— begin —

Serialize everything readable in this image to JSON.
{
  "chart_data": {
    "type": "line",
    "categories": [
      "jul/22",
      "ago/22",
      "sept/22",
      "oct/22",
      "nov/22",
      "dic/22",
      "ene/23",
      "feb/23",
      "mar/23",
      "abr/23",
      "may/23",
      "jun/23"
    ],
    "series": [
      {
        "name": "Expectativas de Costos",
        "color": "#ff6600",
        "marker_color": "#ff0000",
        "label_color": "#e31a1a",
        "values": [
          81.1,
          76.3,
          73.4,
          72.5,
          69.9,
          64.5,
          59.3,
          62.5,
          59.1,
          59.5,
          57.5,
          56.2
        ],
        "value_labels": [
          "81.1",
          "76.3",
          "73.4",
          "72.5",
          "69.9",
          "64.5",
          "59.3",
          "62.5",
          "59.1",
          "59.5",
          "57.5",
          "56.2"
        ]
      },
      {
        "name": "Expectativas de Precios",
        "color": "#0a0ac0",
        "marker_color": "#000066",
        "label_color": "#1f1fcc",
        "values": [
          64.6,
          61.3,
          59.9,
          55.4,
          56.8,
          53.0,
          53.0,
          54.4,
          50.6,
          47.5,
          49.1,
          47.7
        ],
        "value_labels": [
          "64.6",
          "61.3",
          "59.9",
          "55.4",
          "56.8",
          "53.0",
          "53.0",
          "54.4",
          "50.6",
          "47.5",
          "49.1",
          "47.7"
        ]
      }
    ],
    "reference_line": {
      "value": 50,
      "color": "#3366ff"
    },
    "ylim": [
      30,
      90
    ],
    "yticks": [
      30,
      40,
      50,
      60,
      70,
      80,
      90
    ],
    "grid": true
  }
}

— end —

• **GIVEN REQUEST**: Go through the entries above and pull out each line with "name" in it.

• **ANSWER TO THIS TASK**:
        "name": "Expectativas de Costos",
        "name": "Expectativas de Precios",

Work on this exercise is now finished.